◆ What the task requires ◆
From the listing below, extract each entry exactly as written, minus the images.

◆ Input ◆
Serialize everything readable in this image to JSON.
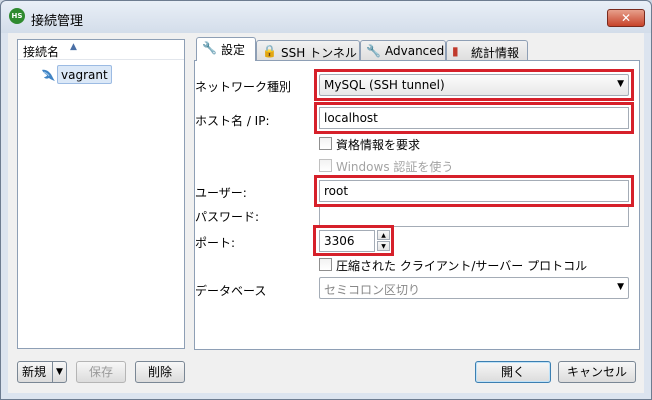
{
  "window": {
    "title": "接続管理",
    "app_icon_text": "HS",
    "close_label": "✕"
  },
  "session_list": {
    "column_header": "接続名",
    "sort_indicator": "▲",
    "items": [
      {
        "label": "vagrant",
        "icon": "dolphin-icon"
      }
    ]
  },
  "left_buttons": {
    "new": "新規",
    "save": "保存",
    "delete": "削除"
  },
  "tabs": [
    {
      "label": "設定",
      "icon": "wrench-icon",
      "active": true
    },
    {
      "label": "SSH トンネル",
      "icon": "lock-icon",
      "active": false
    },
    {
      "label": "Advanced",
      "icon": "wrench-orange-icon",
      "active": false
    },
    {
      "label": "統計情報",
      "icon": "bar-chart-icon",
      "active": false
    }
  ],
  "settings": {
    "network_type_label": "ネットワーク種別",
    "network_type_value": "MySQL (SSH tunnel)",
    "host_label": "ホスト名 / IP:",
    "host_value": "localhost",
    "require_credentials": "資格情報を要求",
    "windows_auth": "Windows 認証を使う",
    "user_label": "ユーザー:",
    "user_value": "root",
    "password_label": "パスワード:",
    "password_value": "",
    "port_label": "ポート:",
    "port_value": "3306",
    "compressed_protocol": "圧縮された クライアント/サーバー プロトコル",
    "database_label": "データベース",
    "database_placeholder": "セミコロン区切り"
  },
  "footer_buttons": {
    "open": "開く",
    "cancel": "キャンセル"
  },
  "colors": {
    "highlight": "#d6202a",
    "selection": "#dbe8f7"
  }
}
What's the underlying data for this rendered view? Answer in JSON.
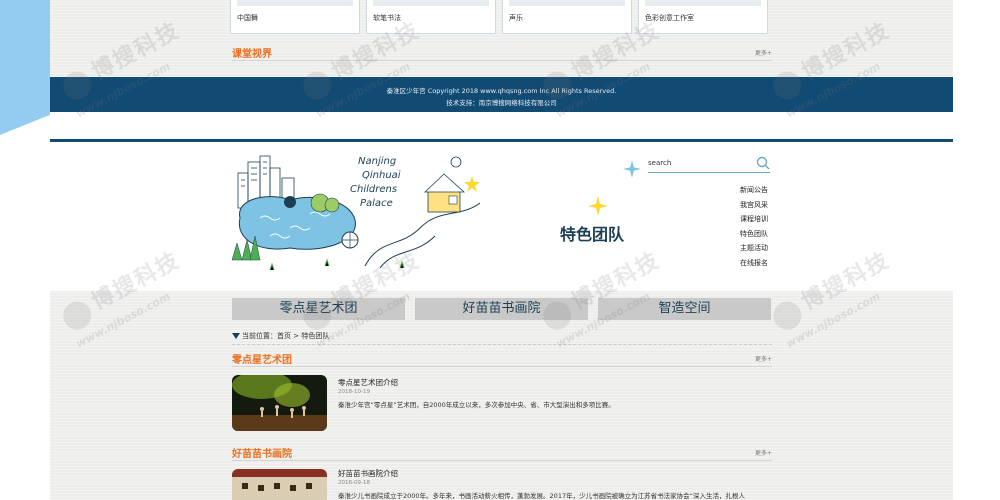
{
  "top": {
    "cards": [
      {
        "label": "中国舞"
      },
      {
        "label": "软笔书法"
      },
      {
        "label": "声乐"
      },
      {
        "label": "色彩创意工作室"
      }
    ],
    "section_title": "课堂视界",
    "more_label": "更多+"
  },
  "footer": {
    "copyright": "秦淮区少年宫 Copyright 2018 www.qhqsng.com Inc All Rights Reserved.",
    "support": "技术支持：南京博搜网络科技有限公司"
  },
  "header": {
    "logo_text": [
      "Nanjing",
      "Qinhuai",
      "Childrens",
      "Palace"
    ],
    "page_heading": "特色团队",
    "search_value": "search",
    "nav_items": [
      "新闻公告",
      "我宫风采",
      "课程培训",
      "特色团队",
      "主题活动",
      "在线报名"
    ]
  },
  "main": {
    "tabs": [
      "零点星艺术团",
      "好苗苗书画院",
      "智造空间"
    ],
    "breadcrumb": "当前位置：首页 > 特色团队",
    "more_label": "更多+",
    "teams": [
      {
        "section_title": "零点星艺术团",
        "title": "零点星艺术团介绍",
        "date": "2018-10-19",
        "desc": "秦淮少年宫“零点星”艺术团，自2000年成立以来，多次参加中央、省、市大型演出和多项比赛。"
      },
      {
        "section_title": "好苗苗书画院",
        "title": "好苗苗书画院介绍",
        "date": "2018-09-18",
        "desc": "秦淮少儿书画院成立于2000年。多年来，书画活动薪火相传，蓬勃发展。2017年，少儿书画院被确立为江苏省书法家协会“深入生活，扎根人"
      }
    ]
  },
  "watermark": {
    "brand": "博搜科技",
    "url": "www.njboso.com"
  },
  "colors": {
    "navy": "#114a73",
    "orange": "#e8701e",
    "sky": "#94ccef"
  }
}
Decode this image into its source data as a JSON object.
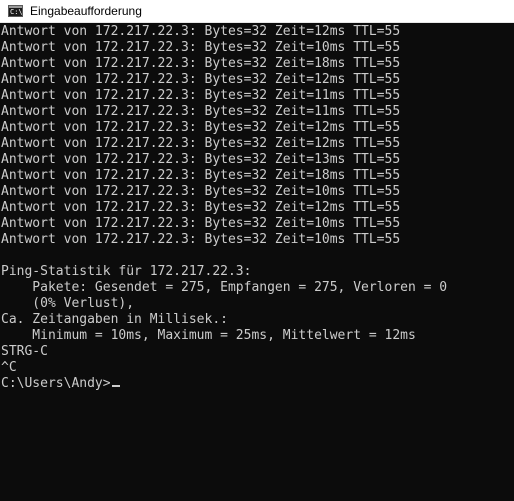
{
  "window": {
    "title": "Eingabeaufforderung",
    "icon_glyph": "C:\\"
  },
  "console": {
    "replies": [
      "Antwort von 172.217.22.3: Bytes=32 Zeit=12ms TTL=55",
      "Antwort von 172.217.22.3: Bytes=32 Zeit=10ms TTL=55",
      "Antwort von 172.217.22.3: Bytes=32 Zeit=18ms TTL=55",
      "Antwort von 172.217.22.3: Bytes=32 Zeit=12ms TTL=55",
      "Antwort von 172.217.22.3: Bytes=32 Zeit=11ms TTL=55",
      "Antwort von 172.217.22.3: Bytes=32 Zeit=11ms TTL=55",
      "Antwort von 172.217.22.3: Bytes=32 Zeit=12ms TTL=55",
      "Antwort von 172.217.22.3: Bytes=32 Zeit=12ms TTL=55",
      "Antwort von 172.217.22.3: Bytes=32 Zeit=13ms TTL=55",
      "Antwort von 172.217.22.3: Bytes=32 Zeit=18ms TTL=55",
      "Antwort von 172.217.22.3: Bytes=32 Zeit=10ms TTL=55",
      "Antwort von 172.217.22.3: Bytes=32 Zeit=12ms TTL=55",
      "Antwort von 172.217.22.3: Bytes=32 Zeit=10ms TTL=55",
      "Antwort von 172.217.22.3: Bytes=32 Zeit=10ms TTL=55"
    ],
    "statistics": {
      "header": "Ping-Statistik für 172.217.22.3:",
      "packets": "    Pakete: Gesendet = 275, Empfangen = 275, Verloren = 0",
      "loss": "    (0% Verlust),",
      "times_header": "Ca. Zeitangaben in Millisek.:",
      "times": "    Minimum = 10ms, Maximum = 25ms, Mittelwert = 12ms"
    },
    "interrupt": "STRG-C",
    "caret_c": "^C",
    "prompt": "C:\\Users\\Andy>"
  },
  "colors": {
    "background": "#0c0c0c",
    "text": "#cccccc",
    "titlebar": "#ffffff"
  }
}
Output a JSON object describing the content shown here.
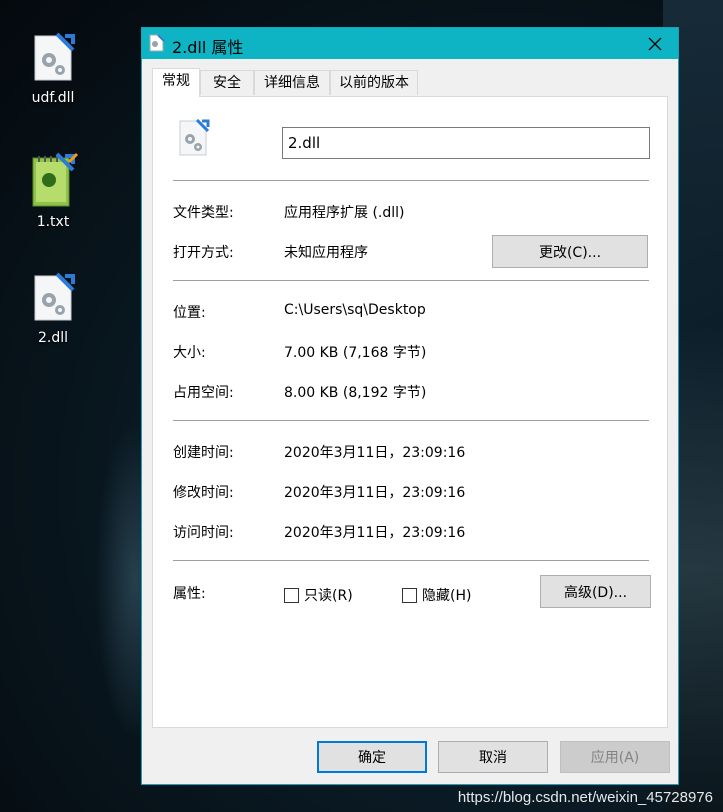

◆ Output below ◆
Serialize everything readable in this image to JSON.
{
  "window": {
    "title": "接続管理",
    "app_icon_text": "HS",
    "close_label": "✕"
  },
  "session_list": {
    "column_header": "接続名",
    "sort_indicator": "▲",
    "items": [
      {
        "label": "vagrant",
        "icon": "dolphin-icon"
      }
    ]
  },
  "left_buttons": {
    "new": "新規",
    "save": "保存",
    "delete": "削除"
  },
  "tabs": [
    {
      "label": "設定",
      "icon": "wrench-icon",
      "active": true
    },
    {
      "label": "SSH トンネル",
      "icon": "lock-icon",
      "active": false
    },
    {
      "label": "Advanced",
      "icon": "wrench-orange-icon",
      "active": false
    },
    {
      "label": "統計情報",
      "icon": "bar-chart-icon",
      "active": false
    }
  ],
  "settings": {
    "network_type_label": "ネットワーク種別",
    "network_type_value": "MySQL (SSH tunnel)",
    "host_label": "ホスト名 / IP:",
    "host_value": "localhost",
    "require_credentials": "資格情報を要求",
    "windows_auth": "Windows 認証を使う",
    "user_label": "ユーザー:",
    "user_value": "root",
    "password_label": "パスワード:",
    "password_value": "",
    "port_label": "ポート:",
    "port_value": "3306",
    "compressed_protocol": "圧縮された クライアント/サーバー プロトコル",
    "database_label": "データベース",
    "database_placeholder": "セミコロン区切り"
  },
  "footer_buttons": {
    "open": "開く",
    "cancel": "キャンセル"
  },
  "colors": {
    "highlight": "#d6202a",
    "selection": "#dbe8f7"
  }
}
What's the underlying data for this rendered view? Answer in JSON.
{
  "top": {
    "cards": [
      {
        "label": "中国舞"
      },
      {
        "label": "软笔书法"
      },
      {
        "label": "声乐"
      },
      {
        "label": "色彩创意工作室"
      }
    ],
    "section_title": "课堂视界",
    "more_label": "更多+"
  },
  "footer": {
    "copyright": "秦淮区少年宫 Copyright 2018 www.qhqsng.com Inc All Rights Reserved.",
    "support": "技术支持：南京博搜网络科技有限公司"
  },
  "header": {
    "logo_text": [
      "Nanjing",
      "Qinhuai",
      "Childrens",
      "Palace"
    ],
    "page_heading": "特色团队",
    "search_value": "search",
    "nav_items": [
      "新闻公告",
      "我宫风采",
      "课程培训",
      "特色团队",
      "主题活动",
      "在线报名"
    ]
  },
  "main": {
    "tabs": [
      "零点星艺术团",
      "好苗苗书画院",
      "智造空间"
    ],
    "breadcrumb": "当前位置：首页 > 特色团队",
    "more_label": "更多+",
    "teams": [
      {
        "section_title": "零点星艺术团",
        "title": "零点星艺术团介绍",
        "date": "2018-10-19",
        "desc": "秦淮少年宫“零点星”艺术团，自2000年成立以来，多次参加中央、省、市大型演出和多项比赛。"
      },
      {
        "section_title": "好苗苗书画院",
        "title": "好苗苗书画院介绍",
        "date": "2018-09-18",
        "desc": "秦淮少儿书画院成立于2000年。多年来，书画活动薪火相传，蓬勃发展。2017年，少儿书画院被确立为江苏省书法家协会“深入生活，扎根人"
      }
    ]
  },
  "watermark": {
    "brand": "博搜科技",
    "url": "www.njboso.com"
  },
  "colors": {
    "navy": "#114a73",
    "orange": "#e8701e",
    "sky": "#94ccef"
  }
}
Decode this image into its source data as a JSON object.
{
  "window": {
    "title": "Eingabeaufforderung",
    "icon_glyph": "C:\\"
  },
  "console": {
    "replies": [
      "Antwort von 172.217.22.3: Bytes=32 Zeit=12ms TTL=55",
      "Antwort von 172.217.22.3: Bytes=32 Zeit=10ms TTL=55",
      "Antwort von 172.217.22.3: Bytes=32 Zeit=18ms TTL=55",
      "Antwort von 172.217.22.3: Bytes=32 Zeit=12ms TTL=55",
      "Antwort von 172.217.22.3: Bytes=32 Zeit=11ms TTL=55",
      "Antwort von 172.217.22.3: Bytes=32 Zeit=11ms TTL=55",
      "Antwort von 172.217.22.3: Bytes=32 Zeit=12ms TTL=55",
      "Antwort von 172.217.22.3: Bytes=32 Zeit=12ms TTL=55",
      "Antwort von 172.217.22.3: Bytes=32 Zeit=13ms TTL=55",
      "Antwort von 172.217.22.3: Bytes=32 Zeit=18ms TTL=55",
      "Antwort von 172.217.22.3: Bytes=32 Zeit=10ms TTL=55",
      "Antwort von 172.217.22.3: Bytes=32 Zeit=12ms TTL=55",
      "Antwort von 172.217.22.3: Bytes=32 Zeit=10ms TTL=55",
      "Antwort von 172.217.22.3: Bytes=32 Zeit=10ms TTL=55"
    ],
    "statistics": {
      "header": "Ping-Statistik für 172.217.22.3:",
      "packets": "    Pakete: Gesendet = 275, Empfangen = 275, Verloren = 0",
      "loss": "    (0% Verlust),",
      "times_header": "Ca. Zeitangaben in Millisek.:",
      "times": "    Minimum = 10ms, Maximum = 25ms, Mittelwert = 12ms"
    },
    "interrupt": "STRG-C",
    "caret_c": "^C",
    "prompt": "C:\\Users\\Andy>"
  },
  "colors": {
    "background": "#0c0c0c",
    "text": "#cccccc",
    "titlebar": "#ffffff"
  }
}
Output a JSON object describing the content shown here.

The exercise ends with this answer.